- [Data entries]:
= = = = = = =

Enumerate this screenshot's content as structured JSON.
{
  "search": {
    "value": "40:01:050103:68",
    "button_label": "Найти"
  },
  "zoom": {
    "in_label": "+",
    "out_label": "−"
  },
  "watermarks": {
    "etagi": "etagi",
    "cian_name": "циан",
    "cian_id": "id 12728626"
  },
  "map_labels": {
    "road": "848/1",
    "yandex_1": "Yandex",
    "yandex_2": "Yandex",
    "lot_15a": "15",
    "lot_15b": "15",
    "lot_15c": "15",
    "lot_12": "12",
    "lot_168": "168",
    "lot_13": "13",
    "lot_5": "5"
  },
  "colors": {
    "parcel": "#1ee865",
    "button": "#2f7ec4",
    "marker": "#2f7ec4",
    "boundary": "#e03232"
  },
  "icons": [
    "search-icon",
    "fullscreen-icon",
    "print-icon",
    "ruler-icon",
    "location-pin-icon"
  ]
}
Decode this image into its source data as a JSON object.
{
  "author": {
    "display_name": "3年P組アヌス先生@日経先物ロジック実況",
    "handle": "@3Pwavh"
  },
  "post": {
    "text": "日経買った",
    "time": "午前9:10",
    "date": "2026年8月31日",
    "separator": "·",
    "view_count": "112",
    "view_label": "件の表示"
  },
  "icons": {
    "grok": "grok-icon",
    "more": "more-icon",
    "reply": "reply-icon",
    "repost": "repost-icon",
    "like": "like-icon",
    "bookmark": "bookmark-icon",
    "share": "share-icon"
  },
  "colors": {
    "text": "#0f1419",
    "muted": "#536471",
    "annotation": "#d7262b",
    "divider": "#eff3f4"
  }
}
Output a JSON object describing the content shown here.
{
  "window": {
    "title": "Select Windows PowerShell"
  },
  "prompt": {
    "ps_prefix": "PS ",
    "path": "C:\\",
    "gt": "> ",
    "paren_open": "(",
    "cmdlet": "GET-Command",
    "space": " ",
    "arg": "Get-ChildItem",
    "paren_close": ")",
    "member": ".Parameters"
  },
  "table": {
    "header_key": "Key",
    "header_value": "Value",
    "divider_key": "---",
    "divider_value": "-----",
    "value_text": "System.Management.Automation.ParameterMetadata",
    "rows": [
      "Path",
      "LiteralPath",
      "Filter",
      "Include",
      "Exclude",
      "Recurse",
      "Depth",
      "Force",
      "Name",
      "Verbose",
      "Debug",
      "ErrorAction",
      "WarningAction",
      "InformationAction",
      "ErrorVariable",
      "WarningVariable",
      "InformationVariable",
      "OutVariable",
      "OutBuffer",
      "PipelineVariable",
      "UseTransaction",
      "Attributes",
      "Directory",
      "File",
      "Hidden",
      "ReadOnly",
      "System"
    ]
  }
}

= = = = = = =

- [Exercise]:
What are the lines from the one with "Decode this image" through the last line of the records above? Quote them exactly and add nothing.

- [The result]:
Decode this image into its source data as a JSON object.
{
  "author": {
    "display_name": "3年P組アヌス先生@日経先物ロジック実況",
    "handle": "@3Pwavh"
  },
  "post": {
    "text": "日経買った",
    "time": "午前9:10",
    "date": "2026年8月31日",
    "separator": "·",
    "view_count": "112",
    "view_label": "件の表示"
  },
  "icons": {
    "grok": "grok-icon",
    "more": "more-icon",
    "reply": "reply-icon",
    "repost": "repost-icon",
    "like": "like-icon",
    "bookmark": "bookmark-icon",
    "share": "share-icon"
  },
  "colors": {
    "text": "#0f1419",
    "muted": "#536471",
    "annotation": "#d7262b",
    "divider": "#eff3f4"
  }
}
Output a JSON object describing the content shown here.
{
  "window": {
    "title": "Select Windows PowerShell"
  },
  "prompt": {
    "ps_prefix": "PS ",
    "path": "C:\\",
    "gt": "> ",
    "paren_open": "(",
    "cmdlet": "GET-Command",
    "space": " ",
    "arg": "Get-ChildItem",
    "paren_close": ")",
    "member": ".Parameters"
  },
  "table": {
    "header_key": "Key",
    "header_value": "Value",
    "divider_key": "---",
    "divider_value": "-----",
    "value_text": "System.Management.Automation.ParameterMetadata",
    "rows": [
      "Path",
      "LiteralPath",
      "Filter",
      "Include",
      "Exclude",
      "Recurse",
      "Depth",
      "Force",
      "Name",
      "Verbose",
      "Debug",
      "ErrorAction",
      "WarningAction",
      "InformationAction",
      "ErrorVariable",
      "WarningVariable",
      "InformationVariable",
      "OutVariable",
      "OutBuffer",
      "PipelineVariable",
      "UseTransaction",
      "Attributes",
      "Directory",
      "File",
      "Hidden",
      "ReadOnly",
      "System"
    ]
  }
}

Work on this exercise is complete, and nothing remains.